| 抜粋 |
════════════════

陸上女子100メートルと200メートルの日本記録保持者の福島千里(33=セイコー)が29日、東京都内で会見に臨み、現役引退を発表した。日本女子短距離界を背負ってきたヒロインが、ついに競技人生に幕を下ろした。今後は「セイコースマイルアンバサダー(スポーツ担当)」に就任し、スポーツを通した教育プログラムを行っていくという。
北海道出身。帯広南商高時代は日本一になれなかったが、07年に北海道ハイテクAC入りし、名伯楽・中村宏之監督の指導のもとで頭角を現した。08年4月の織田記念国際で当時の日本記録に並ぶ11秒36をマーク。その勢いは止まらず、北京五輪切符を獲得した。女子100メートルでの日本人の五輪出場は56年ぶりという快挙だった。
細身ながら強い足腰を武器にした爆発的なスタートダッシュが特長だった。五輪には12年ロンドン(100メートル、200メートル、4×100メートルリレー)、16年リオデジャネイロ(100メートル=欠場、200メートル)にも出場。世界選手権には4度出場し、11年の韓国・大邱大会では100メートルと200メートルの2種目で日本女子史上初の準決勝進出を果たした。100メートルの11秒21(10年)、200メートルの22秒88(16年)は今も日本記録として輝く。

════════════════

| 元資料 |
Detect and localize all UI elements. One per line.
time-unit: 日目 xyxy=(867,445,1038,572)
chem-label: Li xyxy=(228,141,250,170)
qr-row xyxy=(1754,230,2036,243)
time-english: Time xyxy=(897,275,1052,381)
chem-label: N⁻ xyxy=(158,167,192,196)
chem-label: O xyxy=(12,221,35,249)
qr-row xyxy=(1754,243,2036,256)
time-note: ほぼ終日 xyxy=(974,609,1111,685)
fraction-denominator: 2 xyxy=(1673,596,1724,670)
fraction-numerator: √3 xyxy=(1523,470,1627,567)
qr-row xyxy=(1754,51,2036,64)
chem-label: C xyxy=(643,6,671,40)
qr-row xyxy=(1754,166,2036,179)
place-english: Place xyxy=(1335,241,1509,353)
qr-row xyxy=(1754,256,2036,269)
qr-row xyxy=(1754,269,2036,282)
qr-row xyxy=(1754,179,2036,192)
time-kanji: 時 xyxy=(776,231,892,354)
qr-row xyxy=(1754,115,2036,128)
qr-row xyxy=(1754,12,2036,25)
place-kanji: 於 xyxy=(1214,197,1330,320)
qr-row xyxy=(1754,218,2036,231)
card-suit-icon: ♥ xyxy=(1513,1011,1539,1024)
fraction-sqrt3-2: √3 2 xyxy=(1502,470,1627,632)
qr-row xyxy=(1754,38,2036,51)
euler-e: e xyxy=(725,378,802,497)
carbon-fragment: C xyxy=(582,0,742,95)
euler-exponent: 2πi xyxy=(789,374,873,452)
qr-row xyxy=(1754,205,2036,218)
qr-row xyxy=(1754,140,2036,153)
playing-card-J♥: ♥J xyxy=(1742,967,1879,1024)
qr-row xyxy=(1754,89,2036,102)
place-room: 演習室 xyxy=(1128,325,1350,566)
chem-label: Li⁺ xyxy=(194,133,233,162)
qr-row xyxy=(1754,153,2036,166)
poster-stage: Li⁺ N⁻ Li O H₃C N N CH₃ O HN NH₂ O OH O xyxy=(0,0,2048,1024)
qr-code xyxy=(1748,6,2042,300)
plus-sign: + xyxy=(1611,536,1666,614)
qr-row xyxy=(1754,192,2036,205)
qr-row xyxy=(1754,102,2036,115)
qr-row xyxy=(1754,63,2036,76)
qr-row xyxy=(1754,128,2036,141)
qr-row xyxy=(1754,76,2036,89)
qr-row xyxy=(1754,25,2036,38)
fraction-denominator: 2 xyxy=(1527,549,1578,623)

════════════════

| やること |
A: 福島千里の引退記事によると、福島が北京五輪切符を獲得したとき、女子100メートルでの日本人の五輪出場は何年ぶりだったか。
B: 福島千里の引退記事のうち、「北海道出身。帯広南商高時代は」から下って「88(16年)は今も日本記録として輝く。」までを残らずそのまま書き写してください。
C: 福島千里の引退記事の続きを、最後の文の後から書け。

| 期待される出力 |
A: 56年ぶり。

B:
北海道出身。帯広南商高時代は日本一になれなかったが、07年に北海道ハイテクAC入りし、名伯楽・中村宏之監督の指導のもとで頭角を現した。08年4月の織田記念国際で当時の日本記録に並ぶ11秒36をマーク。その勢いは止まらず、北京五輪切符を獲得した。女子100メートルでの日本人の五輪出場は56年ぶりという快挙だった。
細身ながら強い足腰を武器にした爆発的なスタートダッシュが特長だった。五輪には12年ロンドン(100メートル、200メートル、4×100メートルリレー)、16年リオデジャネイロ(100メートル=欠場、200メートル)にも出場。世界選手権には4度出場し、11年の韓国・大邱大会では100メートルと200メートルの2種目で日本女子史上初の準決勝進出を果たした。100メートルの11秒21(10年)、200メートルの22秒88(16年)は今も日本記録として輝く。

C:
16年リオデジャネイロ五輪後は両アキレス腱(けん)を痛め、日本選手権にも出られずに苦しんだ。再起を期し、東京五輪出場を目指した。21年6月の日本選手権で100メートルに臨んだが、予選4組で12秒01(追い風0・8メートル)の5着となり敗退した。そのレース後、「北京がきっかけで、世界をより身近に感じることができた」。スプリンターとしての姿同様、ひたすら前へと全力を貫いた競技人生だった。
◆福島千里(ふくしま・ちさと)1988年(昭63)6月27日、北海道・幕別町生まれ。帯広南商高卒業後、北海道ハイテクAC入り。17年のプロ転向を経て、18年1月にセイコー入社。昨春、順大大学院に進学し、スポーツ医科学などを学んでいる。